**What the task requires:**
Scan the data below and report how many lines include the word "xlabel". Nothing else is wanted.

**Material shown:**
--*--

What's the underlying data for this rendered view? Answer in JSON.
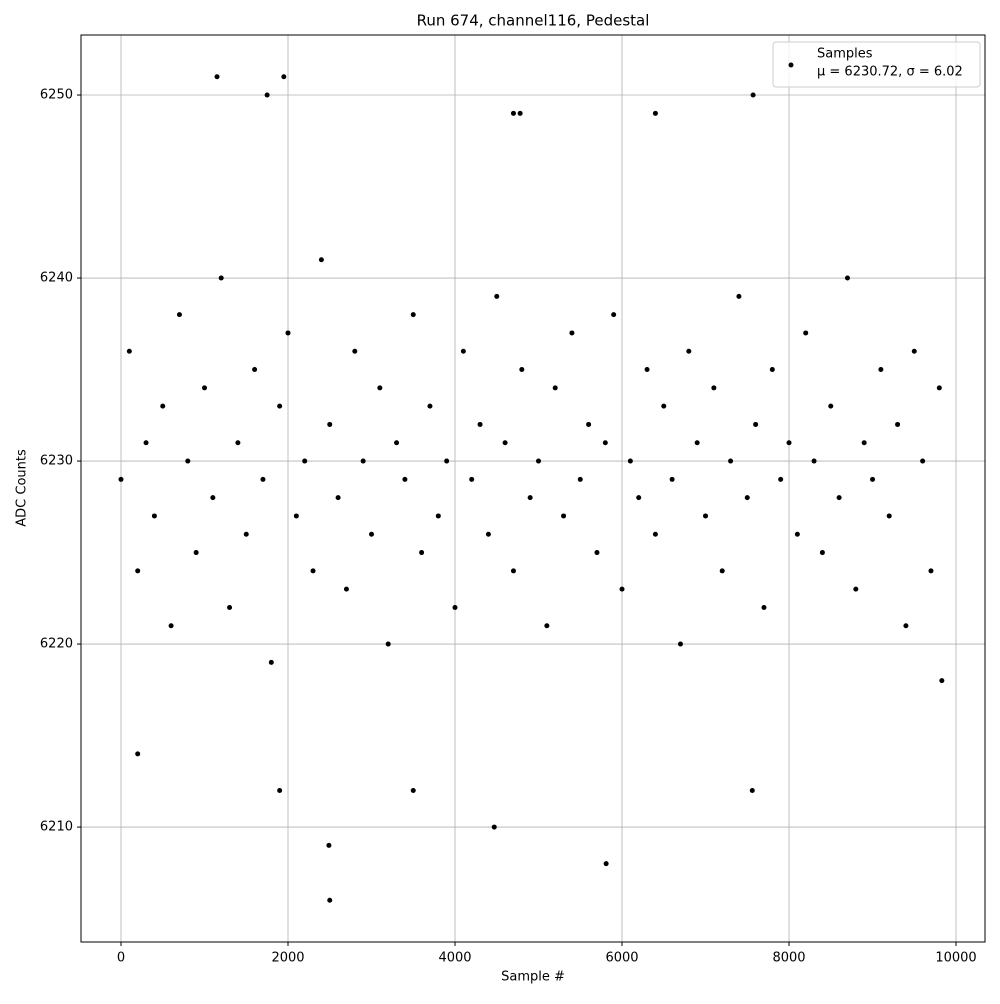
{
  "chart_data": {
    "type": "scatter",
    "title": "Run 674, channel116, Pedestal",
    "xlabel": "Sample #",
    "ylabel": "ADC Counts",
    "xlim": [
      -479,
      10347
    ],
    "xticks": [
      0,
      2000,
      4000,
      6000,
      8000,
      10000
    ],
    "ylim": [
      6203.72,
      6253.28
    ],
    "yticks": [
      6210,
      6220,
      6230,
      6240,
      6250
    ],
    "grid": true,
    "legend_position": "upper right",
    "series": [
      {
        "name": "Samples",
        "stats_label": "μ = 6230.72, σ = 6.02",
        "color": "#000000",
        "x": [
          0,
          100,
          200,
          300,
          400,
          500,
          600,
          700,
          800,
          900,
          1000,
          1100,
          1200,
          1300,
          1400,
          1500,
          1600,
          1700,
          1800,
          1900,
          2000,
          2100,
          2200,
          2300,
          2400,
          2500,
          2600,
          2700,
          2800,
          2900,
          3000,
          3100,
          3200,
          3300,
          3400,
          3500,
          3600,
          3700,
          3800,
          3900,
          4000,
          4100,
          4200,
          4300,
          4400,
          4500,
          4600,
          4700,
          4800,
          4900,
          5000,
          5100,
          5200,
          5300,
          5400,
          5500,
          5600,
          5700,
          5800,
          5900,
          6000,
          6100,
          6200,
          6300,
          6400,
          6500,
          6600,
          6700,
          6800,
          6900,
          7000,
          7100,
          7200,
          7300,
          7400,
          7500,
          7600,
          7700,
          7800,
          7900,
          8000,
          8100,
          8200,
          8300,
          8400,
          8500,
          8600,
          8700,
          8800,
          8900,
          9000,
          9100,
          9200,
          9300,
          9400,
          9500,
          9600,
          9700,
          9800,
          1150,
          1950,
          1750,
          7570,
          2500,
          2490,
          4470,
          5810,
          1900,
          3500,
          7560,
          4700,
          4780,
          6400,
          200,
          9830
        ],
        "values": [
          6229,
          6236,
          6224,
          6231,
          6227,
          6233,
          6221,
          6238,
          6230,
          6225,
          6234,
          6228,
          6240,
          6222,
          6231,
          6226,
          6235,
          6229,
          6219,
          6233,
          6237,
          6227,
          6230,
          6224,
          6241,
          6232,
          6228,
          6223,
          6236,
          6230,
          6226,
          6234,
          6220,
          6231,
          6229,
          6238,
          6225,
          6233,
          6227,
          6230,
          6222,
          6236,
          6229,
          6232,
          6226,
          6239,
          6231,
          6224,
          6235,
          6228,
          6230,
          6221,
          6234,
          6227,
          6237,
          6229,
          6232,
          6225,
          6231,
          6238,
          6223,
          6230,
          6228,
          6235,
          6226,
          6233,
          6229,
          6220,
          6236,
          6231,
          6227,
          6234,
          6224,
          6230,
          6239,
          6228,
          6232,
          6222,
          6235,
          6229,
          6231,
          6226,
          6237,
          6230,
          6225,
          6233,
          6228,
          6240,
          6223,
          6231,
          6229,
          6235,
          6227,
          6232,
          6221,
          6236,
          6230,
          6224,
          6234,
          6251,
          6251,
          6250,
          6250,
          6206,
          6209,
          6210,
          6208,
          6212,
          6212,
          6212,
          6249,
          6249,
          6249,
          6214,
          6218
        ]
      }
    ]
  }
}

--*--

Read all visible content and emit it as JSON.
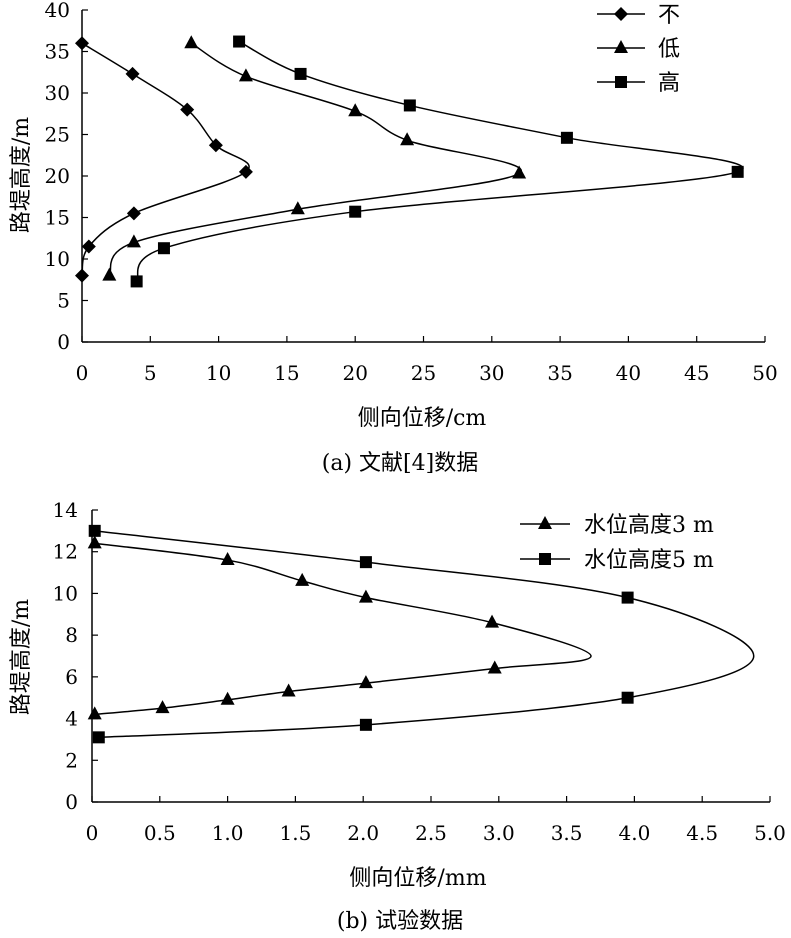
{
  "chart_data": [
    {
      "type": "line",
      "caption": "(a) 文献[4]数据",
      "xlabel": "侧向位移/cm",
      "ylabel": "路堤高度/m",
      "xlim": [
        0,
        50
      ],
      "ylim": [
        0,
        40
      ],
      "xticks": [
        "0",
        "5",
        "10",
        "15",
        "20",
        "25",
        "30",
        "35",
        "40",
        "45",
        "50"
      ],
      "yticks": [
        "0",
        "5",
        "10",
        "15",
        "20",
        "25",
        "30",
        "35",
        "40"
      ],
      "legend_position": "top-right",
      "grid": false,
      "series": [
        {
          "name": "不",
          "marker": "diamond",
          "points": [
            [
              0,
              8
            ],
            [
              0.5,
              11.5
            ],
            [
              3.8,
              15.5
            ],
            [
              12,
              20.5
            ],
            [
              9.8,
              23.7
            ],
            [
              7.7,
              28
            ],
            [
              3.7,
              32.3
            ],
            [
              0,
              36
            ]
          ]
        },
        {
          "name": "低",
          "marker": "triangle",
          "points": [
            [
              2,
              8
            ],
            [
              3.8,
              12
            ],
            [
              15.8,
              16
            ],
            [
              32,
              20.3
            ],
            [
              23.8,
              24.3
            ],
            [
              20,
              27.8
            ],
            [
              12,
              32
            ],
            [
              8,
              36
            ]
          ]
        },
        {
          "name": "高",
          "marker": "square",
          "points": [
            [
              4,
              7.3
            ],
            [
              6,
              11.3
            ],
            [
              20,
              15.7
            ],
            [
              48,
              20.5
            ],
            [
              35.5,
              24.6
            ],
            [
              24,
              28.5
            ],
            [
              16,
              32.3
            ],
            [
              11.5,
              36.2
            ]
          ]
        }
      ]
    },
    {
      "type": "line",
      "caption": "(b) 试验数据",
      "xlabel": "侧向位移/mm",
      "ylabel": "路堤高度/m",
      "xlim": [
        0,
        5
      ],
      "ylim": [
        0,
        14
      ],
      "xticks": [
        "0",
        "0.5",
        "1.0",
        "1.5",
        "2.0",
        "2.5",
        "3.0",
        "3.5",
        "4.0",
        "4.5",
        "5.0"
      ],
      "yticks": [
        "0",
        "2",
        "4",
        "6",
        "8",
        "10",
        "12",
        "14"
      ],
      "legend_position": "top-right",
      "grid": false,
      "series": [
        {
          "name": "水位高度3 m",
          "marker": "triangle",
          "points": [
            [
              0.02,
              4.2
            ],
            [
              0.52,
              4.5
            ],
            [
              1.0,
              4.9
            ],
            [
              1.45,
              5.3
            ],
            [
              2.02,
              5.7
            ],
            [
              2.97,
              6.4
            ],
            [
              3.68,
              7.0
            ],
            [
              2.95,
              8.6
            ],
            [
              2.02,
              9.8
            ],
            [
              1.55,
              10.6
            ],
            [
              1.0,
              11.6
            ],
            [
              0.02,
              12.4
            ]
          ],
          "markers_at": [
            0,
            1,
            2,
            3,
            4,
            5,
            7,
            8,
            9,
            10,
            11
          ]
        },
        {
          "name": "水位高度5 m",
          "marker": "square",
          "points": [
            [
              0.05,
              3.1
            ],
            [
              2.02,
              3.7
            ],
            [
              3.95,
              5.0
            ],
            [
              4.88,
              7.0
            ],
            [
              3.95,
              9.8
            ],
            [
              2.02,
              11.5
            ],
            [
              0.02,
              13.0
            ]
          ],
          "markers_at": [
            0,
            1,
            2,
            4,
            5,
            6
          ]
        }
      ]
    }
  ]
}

--*--

**Problem solution:**
3